Stated problem >>
Each entry below is to be printed verbatim.

Listing >>
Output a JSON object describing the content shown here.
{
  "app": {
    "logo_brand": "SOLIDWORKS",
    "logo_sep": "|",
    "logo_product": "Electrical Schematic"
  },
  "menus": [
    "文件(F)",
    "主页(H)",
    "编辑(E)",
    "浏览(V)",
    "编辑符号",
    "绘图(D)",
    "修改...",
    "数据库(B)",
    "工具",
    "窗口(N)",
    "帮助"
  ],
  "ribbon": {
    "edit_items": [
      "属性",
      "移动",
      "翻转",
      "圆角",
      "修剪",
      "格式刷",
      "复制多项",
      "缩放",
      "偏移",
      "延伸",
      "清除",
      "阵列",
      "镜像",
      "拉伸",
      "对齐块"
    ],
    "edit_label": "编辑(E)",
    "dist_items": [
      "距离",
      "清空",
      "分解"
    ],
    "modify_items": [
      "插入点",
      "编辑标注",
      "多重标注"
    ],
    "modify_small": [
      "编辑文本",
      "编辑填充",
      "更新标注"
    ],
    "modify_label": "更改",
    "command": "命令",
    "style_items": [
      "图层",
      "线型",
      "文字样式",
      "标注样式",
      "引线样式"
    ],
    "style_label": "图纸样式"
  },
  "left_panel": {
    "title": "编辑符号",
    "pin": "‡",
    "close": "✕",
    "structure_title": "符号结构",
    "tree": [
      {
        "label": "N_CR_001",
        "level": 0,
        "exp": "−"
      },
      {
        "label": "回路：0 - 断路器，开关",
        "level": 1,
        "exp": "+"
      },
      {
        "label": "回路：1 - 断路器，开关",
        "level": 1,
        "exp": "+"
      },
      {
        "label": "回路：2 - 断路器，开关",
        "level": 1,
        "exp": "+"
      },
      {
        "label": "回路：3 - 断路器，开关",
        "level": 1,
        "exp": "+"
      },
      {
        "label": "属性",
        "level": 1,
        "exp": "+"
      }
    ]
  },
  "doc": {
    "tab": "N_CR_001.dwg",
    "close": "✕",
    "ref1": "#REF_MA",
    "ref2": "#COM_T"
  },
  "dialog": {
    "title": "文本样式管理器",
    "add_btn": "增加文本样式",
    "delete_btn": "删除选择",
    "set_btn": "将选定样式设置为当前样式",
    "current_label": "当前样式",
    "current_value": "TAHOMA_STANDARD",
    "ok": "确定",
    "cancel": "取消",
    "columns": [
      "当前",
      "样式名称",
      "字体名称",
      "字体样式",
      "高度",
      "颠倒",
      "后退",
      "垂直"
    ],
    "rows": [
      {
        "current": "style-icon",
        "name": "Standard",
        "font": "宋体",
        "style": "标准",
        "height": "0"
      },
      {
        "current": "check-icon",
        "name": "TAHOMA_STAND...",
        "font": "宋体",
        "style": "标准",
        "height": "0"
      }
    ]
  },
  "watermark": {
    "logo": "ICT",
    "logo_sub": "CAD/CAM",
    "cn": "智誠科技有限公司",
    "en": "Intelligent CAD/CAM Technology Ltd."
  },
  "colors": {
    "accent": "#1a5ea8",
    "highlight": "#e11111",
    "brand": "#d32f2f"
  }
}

Result >>
Output a JSON object describing the content shown here.
{
  "app": {
    "logo_brand": "SOLIDWORKS",
    "logo_sep": "|",
    "logo_product": "Electrical Schematic"
  },
  "menus": [
    "文件(F)",
    "主页(H)",
    "编辑(E)",
    "浏览(V)",
    "编辑符号",
    "绘图(D)",
    "修改...",
    "数据库(B)",
    "工具",
    "窗口(N)",
    "帮助"
  ],
  "ribbon": {
    "edit_items": [
      "属性",
      "移动",
      "翻转",
      "圆角",
      "修剪",
      "格式刷",
      "复制多项",
      "缩放",
      "偏移",
      "延伸",
      "清除",
      "阵列",
      "镜像",
      "拉伸",
      "对齐块"
    ],
    "edit_label": "编辑(E)",
    "dist_items": [
      "距离",
      "清空",
      "分解"
    ],
    "modify_items": [
      "插入点",
      "编辑标注",
      "多重标注"
    ],
    "modify_small": [
      "编辑文本",
      "编辑填充",
      "更新标注"
    ],
    "modify_label": "更改",
    "command": "命令",
    "style_items": [
      "图层",
      "线型",
      "文字样式",
      "标注样式",
      "引线样式"
    ],
    "style_label": "图纸样式"
  },
  "left_panel": {
    "title": "编辑符号",
    "pin": "‡",
    "close": "✕",
    "structure_title": "符号结构",
    "tree": [
      {
        "label": "N_CR_001",
        "level": 0,
        "exp": "−"
      },
      {
        "label": "回路：0 - 断路器，开关",
        "level": 1,
        "exp": "+"
      },
      {
        "label": "回路：1 - 断路器，开关",
        "level": 1,
        "exp": "+"
      },
      {
        "label": "回路：2 - 断路器，开关",
        "level": 1,
        "exp": "+"
      },
      {
        "label": "回路：3 - 断路器，开关",
        "level": 1,
        "exp": "+"
      },
      {
        "label": "属性",
        "level": 1,
        "exp": "+"
      }
    ]
  },
  "doc": {
    "tab": "N_CR_001.dwg",
    "close": "✕",
    "ref1": "#REF_MA",
    "ref2": "#COM_T"
  },
  "dialog": {
    "title": "文本样式管理器",
    "add_btn": "增加文本样式",
    "delete_btn": "删除选择",
    "set_btn": "将选定样式设置为当前样式",
    "current_label": "当前样式",
    "current_value": "TAHOMA_STANDARD",
    "ok": "确定",
    "cancel": "取消",
    "columns": [
      "当前",
      "样式名称",
      "字体名称",
      "字体样式",
      "高度",
      "颠倒",
      "后退",
      "垂直"
    ],
    "rows": [
      {
        "current": "style-icon",
        "name": "Standard",
        "font": "宋体",
        "style": "标准",
        "height": "0"
      },
      {
        "current": "check-icon",
        "name": "TAHOMA_STAND...",
        "font": "宋体",
        "style": "标准",
        "height": "0"
      }
    ]
  },
  "watermark": {
    "logo": "ICT",
    "logo_sub": "CAD/CAM",
    "cn": "智誠科技有限公司",
    "en": "Intelligent CAD/CAM Technology Ltd."
  },
  "colors": {
    "accent": "#1a5ea8",
    "highlight": "#e11111",
    "brand": "#d32f2f"
  }
}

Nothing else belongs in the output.